:: Given problem ::
Transcribe the listing in full, excluding any pictures.

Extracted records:
-- -- --

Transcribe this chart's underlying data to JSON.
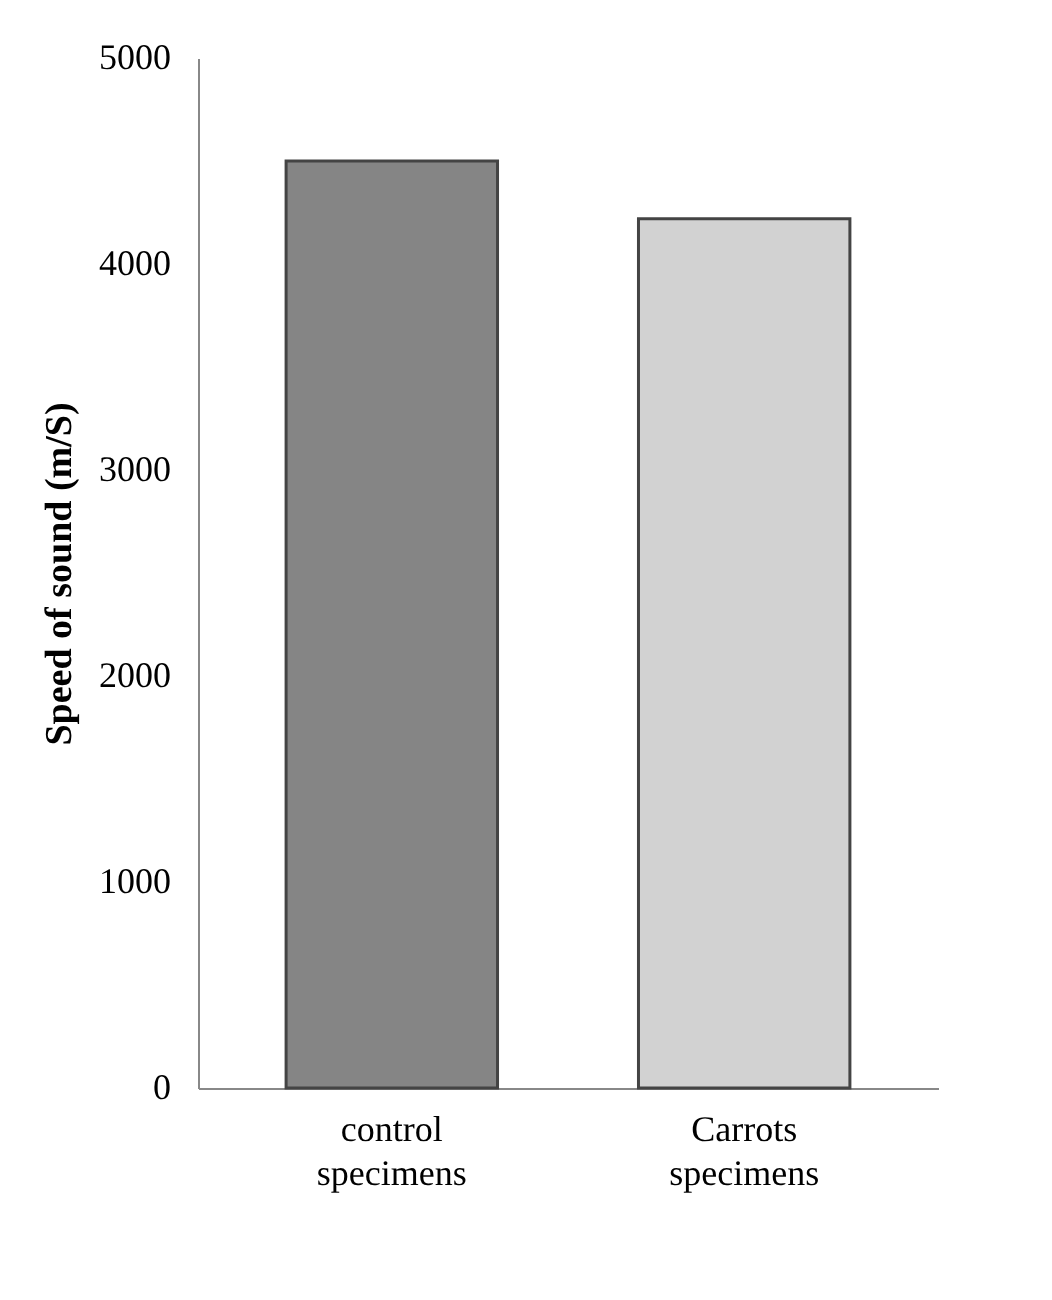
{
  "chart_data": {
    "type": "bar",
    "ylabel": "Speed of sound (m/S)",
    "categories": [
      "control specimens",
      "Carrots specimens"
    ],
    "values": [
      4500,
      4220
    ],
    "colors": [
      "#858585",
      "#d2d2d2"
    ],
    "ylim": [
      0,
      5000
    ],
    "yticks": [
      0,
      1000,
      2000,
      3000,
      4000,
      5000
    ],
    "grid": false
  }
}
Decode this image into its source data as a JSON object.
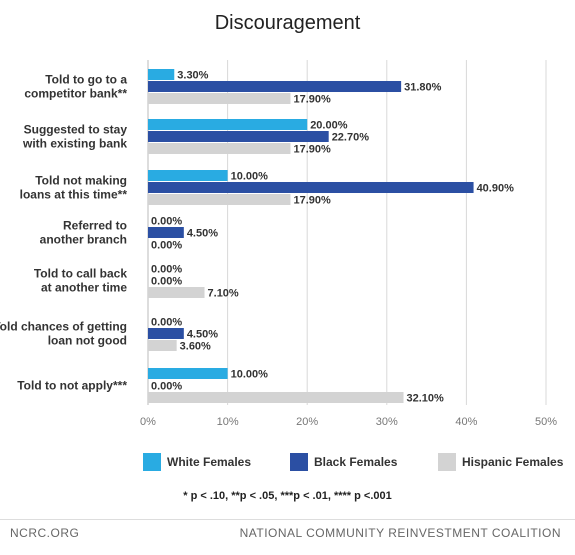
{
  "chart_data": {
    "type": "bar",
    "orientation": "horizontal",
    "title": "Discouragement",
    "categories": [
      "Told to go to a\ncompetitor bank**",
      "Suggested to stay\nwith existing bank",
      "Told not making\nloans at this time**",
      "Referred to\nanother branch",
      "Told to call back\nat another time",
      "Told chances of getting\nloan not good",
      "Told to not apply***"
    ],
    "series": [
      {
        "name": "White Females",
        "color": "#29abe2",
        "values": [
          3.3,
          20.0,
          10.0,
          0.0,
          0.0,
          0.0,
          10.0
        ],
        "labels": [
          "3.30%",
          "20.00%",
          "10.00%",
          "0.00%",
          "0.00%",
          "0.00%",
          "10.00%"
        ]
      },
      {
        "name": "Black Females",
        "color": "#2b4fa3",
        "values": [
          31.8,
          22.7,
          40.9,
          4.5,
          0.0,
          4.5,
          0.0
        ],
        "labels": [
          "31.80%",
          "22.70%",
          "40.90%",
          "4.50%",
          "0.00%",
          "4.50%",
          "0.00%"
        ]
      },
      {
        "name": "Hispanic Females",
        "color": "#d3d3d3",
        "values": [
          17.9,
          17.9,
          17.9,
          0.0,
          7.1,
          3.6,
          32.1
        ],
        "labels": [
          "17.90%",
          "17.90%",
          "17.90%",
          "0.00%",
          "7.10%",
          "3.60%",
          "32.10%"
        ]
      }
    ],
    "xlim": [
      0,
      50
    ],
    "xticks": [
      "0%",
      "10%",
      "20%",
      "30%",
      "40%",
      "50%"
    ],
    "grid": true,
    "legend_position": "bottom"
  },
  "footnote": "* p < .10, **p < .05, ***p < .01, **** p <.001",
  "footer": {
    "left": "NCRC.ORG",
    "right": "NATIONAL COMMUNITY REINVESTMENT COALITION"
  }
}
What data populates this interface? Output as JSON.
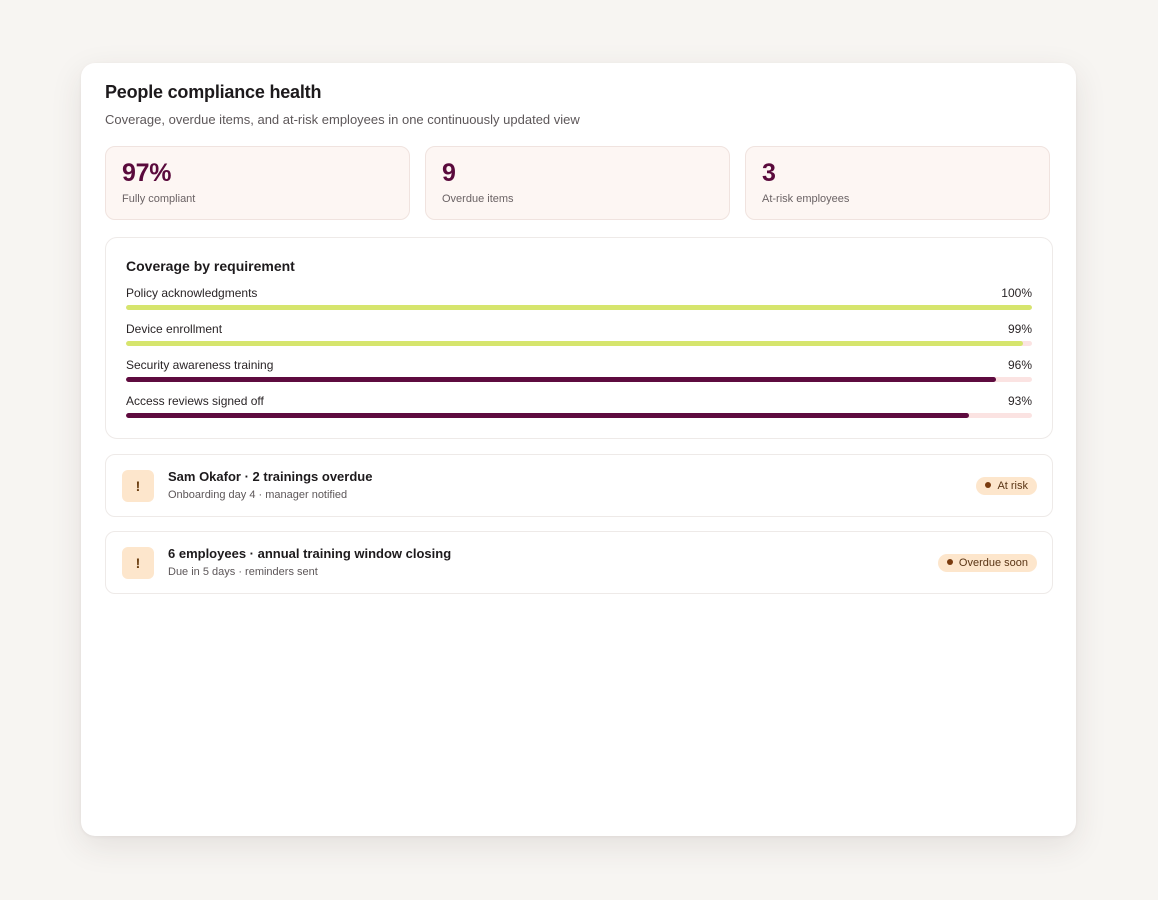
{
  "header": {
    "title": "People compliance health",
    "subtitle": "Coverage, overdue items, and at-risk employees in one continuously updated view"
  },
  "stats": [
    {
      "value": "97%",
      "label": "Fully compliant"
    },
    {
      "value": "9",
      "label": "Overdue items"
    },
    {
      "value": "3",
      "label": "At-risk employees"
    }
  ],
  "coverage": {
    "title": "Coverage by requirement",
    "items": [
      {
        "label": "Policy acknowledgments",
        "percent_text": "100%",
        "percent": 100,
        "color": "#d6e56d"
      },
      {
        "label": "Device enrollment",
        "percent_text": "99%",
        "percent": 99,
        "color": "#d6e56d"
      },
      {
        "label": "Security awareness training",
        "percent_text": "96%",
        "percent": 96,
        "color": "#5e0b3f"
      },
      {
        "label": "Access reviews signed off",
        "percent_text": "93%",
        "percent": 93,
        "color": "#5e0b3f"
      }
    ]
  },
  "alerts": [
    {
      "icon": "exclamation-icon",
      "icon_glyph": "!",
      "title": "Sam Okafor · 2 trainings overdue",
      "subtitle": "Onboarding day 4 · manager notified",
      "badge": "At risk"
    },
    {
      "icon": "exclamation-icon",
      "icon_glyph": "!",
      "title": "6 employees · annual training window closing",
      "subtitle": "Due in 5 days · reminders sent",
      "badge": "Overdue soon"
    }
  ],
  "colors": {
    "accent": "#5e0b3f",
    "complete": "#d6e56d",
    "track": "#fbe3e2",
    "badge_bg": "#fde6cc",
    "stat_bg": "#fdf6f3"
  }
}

-- -- --

:: Answer below ::
Transcribe this chart's underlying data to JSON.
{
  "chart_data": {
    "type": "bar",
    "ylabel": "Speed of sound (m/S)",
    "categories": [
      "control specimens",
      "Carrots specimens"
    ],
    "values": [
      4500,
      4220
    ],
    "colors": [
      "#858585",
      "#d2d2d2"
    ],
    "ylim": [
      0,
      5000
    ],
    "yticks": [
      0,
      1000,
      2000,
      3000,
      4000,
      5000
    ],
    "grid": false
  }
}
Decode this image into its source data as a JSON object.
{
  "chart_data": {
    "type": "bar",
    "orientation": "horizontal",
    "title": "Discouragement",
    "categories": [
      "Told to go to a\ncompetitor bank**",
      "Suggested to stay\nwith existing bank",
      "Told not making\nloans at this time**",
      "Referred to\nanother branch",
      "Told to call back\nat another time",
      "Told chances of getting\nloan not good",
      "Told to not apply***"
    ],
    "series": [
      {
        "name": "White Females",
        "color": "#29abe2",
        "values": [
          3.3,
          20.0,
          10.0,
          0.0,
          0.0,
          0.0,
          10.0
        ],
        "labels": [
          "3.30%",
          "20.00%",
          "10.00%",
          "0.00%",
          "0.00%",
          "0.00%",
          "10.00%"
        ]
      },
      {
        "name": "Black Females",
        "color": "#2b4fa3",
        "values": [
          31.8,
          22.7,
          40.9,
          4.5,
          0.0,
          4.5,
          0.0
        ],
        "labels": [
          "31.80%",
          "22.70%",
          "40.90%",
          "4.50%",
          "0.00%",
          "4.50%",
          "0.00%"
        ]
      },
      {
        "name": "Hispanic Females",
        "color": "#d3d3d3",
        "values": [
          17.9,
          17.9,
          17.9,
          0.0,
          7.1,
          3.6,
          32.1
        ],
        "labels": [
          "17.90%",
          "17.90%",
          "17.90%",
          "0.00%",
          "7.10%",
          "3.60%",
          "32.10%"
        ]
      }
    ],
    "xlim": [
      0,
      50
    ],
    "xticks": [
      "0%",
      "10%",
      "20%",
      "30%",
      "40%",
      "50%"
    ],
    "grid": true,
    "legend_position": "bottom"
  },
  "footnote": "* p < .10, **p < .05, ***p < .01, **** p <.001",
  "footer": {
    "left": "NCRC.ORG",
    "right": "NATIONAL COMMUNITY REINVESTMENT COALITION"
  }
}
What data populates this interface? Output as JSON.
{
  "header": {
    "title": "People compliance health",
    "subtitle": "Coverage, overdue items, and at-risk employees in one continuously updated view"
  },
  "stats": [
    {
      "value": "97%",
      "label": "Fully compliant"
    },
    {
      "value": "9",
      "label": "Overdue items"
    },
    {
      "value": "3",
      "label": "At-risk employees"
    }
  ],
  "coverage": {
    "title": "Coverage by requirement",
    "items": [
      {
        "label": "Policy acknowledgments",
        "percent_text": "100%",
        "percent": 100,
        "color": "#d6e56d"
      },
      {
        "label": "Device enrollment",
        "percent_text": "99%",
        "percent": 99,
        "color": "#d6e56d"
      },
      {
        "label": "Security awareness training",
        "percent_text": "96%",
        "percent": 96,
        "color": "#5e0b3f"
      },
      {
        "label": "Access reviews signed off",
        "percent_text": "93%",
        "percent": 93,
        "color": "#5e0b3f"
      }
    ]
  },
  "alerts": [
    {
      "icon": "exclamation-icon",
      "icon_glyph": "!",
      "title": "Sam Okafor · 2 trainings overdue",
      "subtitle": "Onboarding day 4 · manager notified",
      "badge": "At risk"
    },
    {
      "icon": "exclamation-icon",
      "icon_glyph": "!",
      "title": "6 employees · annual training window closing",
      "subtitle": "Due in 5 days · reminders sent",
      "badge": "Overdue soon"
    }
  ],
  "colors": {
    "accent": "#5e0b3f",
    "complete": "#d6e56d",
    "track": "#fbe3e2",
    "badge_bg": "#fde6cc",
    "stat_bg": "#fdf6f3"
  }
}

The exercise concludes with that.